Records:
'''

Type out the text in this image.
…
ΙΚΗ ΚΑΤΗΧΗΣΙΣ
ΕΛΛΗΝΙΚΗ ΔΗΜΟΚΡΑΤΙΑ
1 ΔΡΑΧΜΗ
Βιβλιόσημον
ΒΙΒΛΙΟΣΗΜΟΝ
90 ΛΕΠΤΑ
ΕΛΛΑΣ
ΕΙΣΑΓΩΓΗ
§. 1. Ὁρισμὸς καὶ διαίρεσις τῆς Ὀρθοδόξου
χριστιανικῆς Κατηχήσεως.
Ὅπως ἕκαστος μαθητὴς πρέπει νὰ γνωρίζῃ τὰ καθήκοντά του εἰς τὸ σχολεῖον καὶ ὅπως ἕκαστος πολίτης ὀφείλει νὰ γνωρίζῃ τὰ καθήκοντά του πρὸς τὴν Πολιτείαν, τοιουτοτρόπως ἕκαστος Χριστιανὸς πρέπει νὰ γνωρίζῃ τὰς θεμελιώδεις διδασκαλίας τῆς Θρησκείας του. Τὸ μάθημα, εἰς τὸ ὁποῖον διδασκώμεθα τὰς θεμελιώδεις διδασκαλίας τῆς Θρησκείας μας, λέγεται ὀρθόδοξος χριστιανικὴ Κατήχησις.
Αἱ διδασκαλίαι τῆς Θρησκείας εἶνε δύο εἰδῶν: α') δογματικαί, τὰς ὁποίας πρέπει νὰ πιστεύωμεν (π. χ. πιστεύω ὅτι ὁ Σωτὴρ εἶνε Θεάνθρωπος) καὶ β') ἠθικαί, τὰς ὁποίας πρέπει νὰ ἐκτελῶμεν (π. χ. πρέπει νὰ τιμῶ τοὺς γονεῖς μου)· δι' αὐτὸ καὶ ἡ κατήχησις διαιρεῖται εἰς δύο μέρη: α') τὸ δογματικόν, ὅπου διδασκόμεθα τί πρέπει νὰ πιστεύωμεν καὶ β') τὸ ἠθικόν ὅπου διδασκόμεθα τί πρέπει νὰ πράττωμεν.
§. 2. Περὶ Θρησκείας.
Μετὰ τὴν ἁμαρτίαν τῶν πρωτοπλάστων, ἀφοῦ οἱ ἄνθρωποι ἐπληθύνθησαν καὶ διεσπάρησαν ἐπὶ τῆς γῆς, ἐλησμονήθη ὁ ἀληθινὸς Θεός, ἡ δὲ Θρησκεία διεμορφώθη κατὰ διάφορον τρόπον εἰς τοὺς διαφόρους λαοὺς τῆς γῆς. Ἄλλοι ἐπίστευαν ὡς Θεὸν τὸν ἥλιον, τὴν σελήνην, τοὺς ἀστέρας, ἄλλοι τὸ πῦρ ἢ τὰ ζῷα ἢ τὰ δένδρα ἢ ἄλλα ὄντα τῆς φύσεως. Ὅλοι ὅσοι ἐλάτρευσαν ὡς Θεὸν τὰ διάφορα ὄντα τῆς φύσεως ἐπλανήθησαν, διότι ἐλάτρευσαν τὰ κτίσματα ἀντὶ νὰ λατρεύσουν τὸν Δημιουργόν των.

'''

= TASK DETAILS =
Using the entries above, return each line that includes the word "πρέπει".

= FULL SOLUTION =
Ὅπως ἕκαστος μαθητὴς πρέπει νὰ γνωρίζῃ τὰ καθήκοντά του εἰς τὸ σχολεῖον καὶ ὅπως ἕκαστος πολίτης ὀφείλει νὰ γνωρίζῃ τὰ καθήκοντά του πρὸς τὴν Πολιτείαν, τοιουτοτρόπως ἕκαστος Χριστιανὸς πρέπει νὰ γνωρίζῃ τὰς θεμελιώδεις διδασκαλίας τῆς Θρησκείας του. Τὸ μάθημα, εἰς τὸ ὁποῖον διδασκώμεθα τὰς θεμελιώδεις διδασκαλίας τῆς Θρησκείας μας, λέγεται ὀρθόδοξος χριστιανικὴ Κατήχησις.
Αἱ διδασκαλίαι τῆς Θρησκείας εἶνε δύο εἰδῶν: α') δογματικαί, τὰς ὁποίας πρέπει νὰ πιστεύωμεν (π. χ. πιστεύω ὅτι ὁ Σωτὴρ εἶνε Θεάνθρωπος) καὶ β') ἠθικαί, τὰς ὁποίας πρέπει νὰ ἐκτελῶμεν (π. χ. πρέπει νὰ τιμῶ τοὺς γονεῖς μου)· δι' αὐτὸ καὶ ἡ κατήχησις διαιρεῖται εἰς δύο μέρη: α') τὸ δογματικόν, ὅπου διδασκόμεθα τί πρέπει νὰ πιστεύωμεν καὶ β') τὸ ἠθικόν ὅπου διδασκόμεθα τί πρέπει νὰ πράττωμεν.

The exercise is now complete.